(Records from a data collection)
----------

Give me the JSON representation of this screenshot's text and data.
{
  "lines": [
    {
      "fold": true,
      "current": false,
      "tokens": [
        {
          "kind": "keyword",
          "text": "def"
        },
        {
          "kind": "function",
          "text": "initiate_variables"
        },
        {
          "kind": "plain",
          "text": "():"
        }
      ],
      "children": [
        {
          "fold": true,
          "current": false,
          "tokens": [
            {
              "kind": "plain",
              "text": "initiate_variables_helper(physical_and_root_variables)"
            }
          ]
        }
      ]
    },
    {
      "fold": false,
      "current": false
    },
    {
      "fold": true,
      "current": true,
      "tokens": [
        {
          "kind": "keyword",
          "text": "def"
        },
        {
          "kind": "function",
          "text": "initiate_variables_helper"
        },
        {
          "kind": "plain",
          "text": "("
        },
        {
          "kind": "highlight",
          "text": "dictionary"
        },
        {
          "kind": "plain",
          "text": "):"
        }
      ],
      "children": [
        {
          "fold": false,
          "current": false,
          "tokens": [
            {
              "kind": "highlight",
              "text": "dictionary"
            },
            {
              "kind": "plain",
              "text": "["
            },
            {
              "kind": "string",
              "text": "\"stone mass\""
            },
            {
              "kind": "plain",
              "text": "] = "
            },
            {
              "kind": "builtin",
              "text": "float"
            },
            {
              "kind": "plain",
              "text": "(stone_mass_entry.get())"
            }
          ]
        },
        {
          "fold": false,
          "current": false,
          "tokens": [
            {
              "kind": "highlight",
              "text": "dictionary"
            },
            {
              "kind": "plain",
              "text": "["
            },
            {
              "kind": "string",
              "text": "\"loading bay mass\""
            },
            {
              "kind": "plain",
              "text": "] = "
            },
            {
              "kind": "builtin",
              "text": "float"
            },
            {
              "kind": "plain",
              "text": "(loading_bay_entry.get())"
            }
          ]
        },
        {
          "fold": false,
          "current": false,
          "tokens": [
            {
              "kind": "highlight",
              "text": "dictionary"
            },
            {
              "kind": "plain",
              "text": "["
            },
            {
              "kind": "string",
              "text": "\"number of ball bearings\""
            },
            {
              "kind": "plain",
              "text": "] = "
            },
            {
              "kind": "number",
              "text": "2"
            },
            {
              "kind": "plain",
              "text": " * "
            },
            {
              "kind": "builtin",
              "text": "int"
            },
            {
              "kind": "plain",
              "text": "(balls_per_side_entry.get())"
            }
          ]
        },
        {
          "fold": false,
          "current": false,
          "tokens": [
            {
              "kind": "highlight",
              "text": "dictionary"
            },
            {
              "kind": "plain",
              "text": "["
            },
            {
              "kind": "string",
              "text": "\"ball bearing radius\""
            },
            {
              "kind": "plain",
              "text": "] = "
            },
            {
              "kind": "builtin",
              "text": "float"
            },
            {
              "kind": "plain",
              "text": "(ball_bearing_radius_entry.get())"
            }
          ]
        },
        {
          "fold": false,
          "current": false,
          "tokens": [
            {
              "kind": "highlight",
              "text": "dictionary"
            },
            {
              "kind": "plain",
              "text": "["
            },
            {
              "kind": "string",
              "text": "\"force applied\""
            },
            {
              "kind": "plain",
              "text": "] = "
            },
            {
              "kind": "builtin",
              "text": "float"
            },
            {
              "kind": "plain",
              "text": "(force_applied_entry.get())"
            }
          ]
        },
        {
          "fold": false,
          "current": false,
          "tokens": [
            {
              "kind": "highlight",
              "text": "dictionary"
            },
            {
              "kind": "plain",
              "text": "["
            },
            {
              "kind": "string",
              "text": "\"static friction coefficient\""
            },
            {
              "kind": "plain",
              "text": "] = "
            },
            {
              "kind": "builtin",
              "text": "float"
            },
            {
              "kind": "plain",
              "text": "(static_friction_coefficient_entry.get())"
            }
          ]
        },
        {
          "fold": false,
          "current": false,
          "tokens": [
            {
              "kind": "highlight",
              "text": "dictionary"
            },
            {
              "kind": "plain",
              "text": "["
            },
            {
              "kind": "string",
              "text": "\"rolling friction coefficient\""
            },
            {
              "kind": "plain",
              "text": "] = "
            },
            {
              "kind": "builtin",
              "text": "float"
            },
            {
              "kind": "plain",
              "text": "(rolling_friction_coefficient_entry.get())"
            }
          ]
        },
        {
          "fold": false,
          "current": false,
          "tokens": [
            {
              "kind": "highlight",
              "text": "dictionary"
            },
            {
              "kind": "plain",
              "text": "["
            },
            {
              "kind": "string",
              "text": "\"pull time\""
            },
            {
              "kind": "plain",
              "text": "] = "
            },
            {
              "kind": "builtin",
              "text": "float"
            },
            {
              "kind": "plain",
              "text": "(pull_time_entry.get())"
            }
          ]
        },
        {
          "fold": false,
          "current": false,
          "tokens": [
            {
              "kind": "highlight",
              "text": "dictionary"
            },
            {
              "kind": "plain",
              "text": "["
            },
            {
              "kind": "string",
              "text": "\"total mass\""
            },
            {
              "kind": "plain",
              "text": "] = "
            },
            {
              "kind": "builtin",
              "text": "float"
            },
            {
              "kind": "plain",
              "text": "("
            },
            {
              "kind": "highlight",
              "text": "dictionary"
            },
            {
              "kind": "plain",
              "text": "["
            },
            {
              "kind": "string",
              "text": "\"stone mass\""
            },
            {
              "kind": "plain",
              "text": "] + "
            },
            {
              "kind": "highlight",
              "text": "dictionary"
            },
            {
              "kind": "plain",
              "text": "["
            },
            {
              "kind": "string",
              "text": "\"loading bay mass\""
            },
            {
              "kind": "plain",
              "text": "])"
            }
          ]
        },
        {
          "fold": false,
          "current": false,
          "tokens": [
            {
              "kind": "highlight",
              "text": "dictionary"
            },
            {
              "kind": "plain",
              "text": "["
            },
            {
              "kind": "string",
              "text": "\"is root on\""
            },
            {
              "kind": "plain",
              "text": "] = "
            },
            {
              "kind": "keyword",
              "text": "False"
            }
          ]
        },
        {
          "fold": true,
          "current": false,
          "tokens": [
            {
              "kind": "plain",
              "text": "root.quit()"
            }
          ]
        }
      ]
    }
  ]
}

----------

Exercise: Return all the data exactly as given.

Task output:
Give me the JSON representation of this screenshot's text and data.
{
  "lines": [
    {
      "fold": true,
      "current": false,
      "tokens": [
        {
          "kind": "keyword",
          "text": "def"
        },
        {
          "kind": "function",
          "text": "initiate_variables"
        },
        {
          "kind": "plain",
          "text": "():"
        }
      ],
      "children": [
        {
          "fold": true,
          "current": false,
          "tokens": [
            {
              "kind": "plain",
              "text": "initiate_variables_helper(physical_and_root_variables)"
            }
          ]
        }
      ]
    },
    {
      "fold": false,
      "current": false
    },
    {
      "fold": true,
      "current": true,
      "tokens": [
        {
          "kind": "keyword",
          "text": "def"
        },
        {
          "kind": "function",
          "text": "initiate_variables_helper"
        },
        {
          "kind": "plain",
          "text": "("
        },
        {
          "kind": "highlight",
          "text": "dictionary"
        },
        {
          "kind": "plain",
          "text": "):"
        }
      ],
      "children": [
        {
          "fold": false,
          "current": false,
          "tokens": [
            {
              "kind": "highlight",
              "text": "dictionary"
            },
            {
              "kind": "plain",
              "text": "["
            },
            {
              "kind": "string",
              "text": "\"stone mass\""
            },
            {
              "kind": "plain",
              "text": "] = "
            },
            {
              "kind": "builtin",
              "text": "float"
            },
            {
              "kind": "plain",
              "text": "(stone_mass_entry.get())"
            }
          ]
        },
        {
          "fold": false,
          "current": false,
          "tokens": [
            {
              "kind": "highlight",
              "text": "dictionary"
            },
            {
              "kind": "plain",
              "text": "["
            },
            {
              "kind": "string",
              "text": "\"loading bay mass\""
            },
            {
              "kind": "plain",
              "text": "] = "
            },
            {
              "kind": "builtin",
              "text": "float"
            },
            {
              "kind": "plain",
              "text": "(loading_bay_entry.get())"
            }
          ]
        },
        {
          "fold": false,
          "current": false,
          "tokens": [
            {
              "kind": "highlight",
              "text": "dictionary"
            },
            {
              "kind": "plain",
              "text": "["
            },
            {
              "kind": "string",
              "text": "\"number of ball bearings\""
            },
            {
              "kind": "plain",
              "text": "] = "
            },
            {
              "kind": "number",
              "text": "2"
            },
            {
              "kind": "plain",
              "text": " * "
            },
            {
              "kind": "builtin",
              "text": "int"
            },
            {
              "kind": "plain",
              "text": "(balls_per_side_entry.get())"
            }
          ]
        },
        {
          "fold": false,
          "current": false,
          "tokens": [
            {
              "kind": "highlight",
              "text": "dictionary"
            },
            {
              "kind": "plain",
              "text": "["
            },
            {
              "kind": "string",
              "text": "\"ball bearing radius\""
            },
            {
              "kind": "plain",
              "text": "] = "
            },
            {
              "kind": "builtin",
              "text": "float"
            },
            {
              "kind": "plain",
              "text": "(ball_bearing_radius_entry.get())"
            }
          ]
        },
        {
          "fold": false,
          "current": false,
          "tokens": [
            {
              "kind": "highlight",
              "text": "dictionary"
            },
            {
              "kind": "plain",
              "text": "["
            },
            {
              "kind": "string",
              "text": "\"force applied\""
            },
            {
              "kind": "plain",
              "text": "] = "
            },
            {
              "kind": "builtin",
              "text": "float"
            },
            {
              "kind": "plain",
              "text": "(force_applied_entry.get())"
            }
          ]
        },
        {
          "fold": false,
          "current": false,
          "tokens": [
            {
              "kind": "highlight",
              "text": "dictionary"
            },
            {
              "kind": "plain",
              "text": "["
            },
            {
              "kind": "string",
              "text": "\"static friction coefficient\""
            },
            {
              "kind": "plain",
              "text": "] = "
            },
            {
              "kind": "builtin",
              "text": "float"
            },
            {
              "kind": "plain",
              "text": "(static_friction_coefficient_entry.get())"
            }
          ]
        },
        {
          "fold": false,
          "current": false,
          "tokens": [
            {
              "kind": "highlight",
              "text": "dictionary"
            },
            {
              "kind": "plain",
              "text": "["
            },
            {
              "kind": "string",
              "text": "\"rolling friction coefficient\""
            },
            {
              "kind": "plain",
              "text": "] = "
            },
            {
              "kind": "builtin",
              "text": "float"
            },
            {
              "kind": "plain",
              "text": "(rolling_friction_coefficient_entry.get())"
            }
          ]
        },
        {
          "fold": false,
          "current": false,
          "tokens": [
            {
              "kind": "highlight",
              "text": "dictionary"
            },
            {
              "kind": "plain",
              "text": "["
            },
            {
              "kind": "string",
              "text": "\"pull time\""
            },
            {
              "kind": "plain",
              "text": "] = "
            },
            {
              "kind": "builtin",
              "text": "float"
            },
            {
              "kind": "plain",
              "text": "(pull_time_entry.get())"
            }
          ]
        },
        {
          "fold": false,
          "current": false,
          "tokens": [
            {
              "kind": "highlight",
              "text": "dictionary"
            },
            {
              "kind": "plain",
              "text": "["
            },
            {
              "kind": "string",
              "text": "\"total mass\""
            },
            {
              "kind": "plain",
              "text": "] = "
            },
            {
              "kind": "builtin",
              "text": "float"
            },
            {
              "kind": "plain",
              "text": "("
            },
            {
              "kind": "highlight",
              "text": "dictionary"
            },
            {
              "kind": "plain",
              "text": "["
            },
            {
              "kind": "string",
              "text": "\"stone mass\""
            },
            {
              "kind": "plain",
              "text": "] + "
            },
            {
              "kind": "highlight",
              "text": "dictionary"
            },
            {
              "kind": "plain",
              "text": "["
            },
            {
              "kind": "string",
              "text": "\"loading bay mass\""
            },
            {
              "kind": "plain",
              "text": "])"
            }
          ]
        },
        {
          "fold": false,
          "current": false,
          "tokens": [
            {
              "kind": "highlight",
              "text": "dictionary"
            },
            {
              "kind": "plain",
              "text": "["
            },
            {
              "kind": "string",
              "text": "\"is root on\""
            },
            {
              "kind": "plain",
              "text": "] = "
            },
            {
              "kind": "keyword",
              "text": "False"
            }
          ]
        },
        {
          "fold": true,
          "current": false,
          "tokens": [
            {
              "kind": "plain",
              "text": "root.quit()"
            }
          ]
        }
      ]
    }
  ]
}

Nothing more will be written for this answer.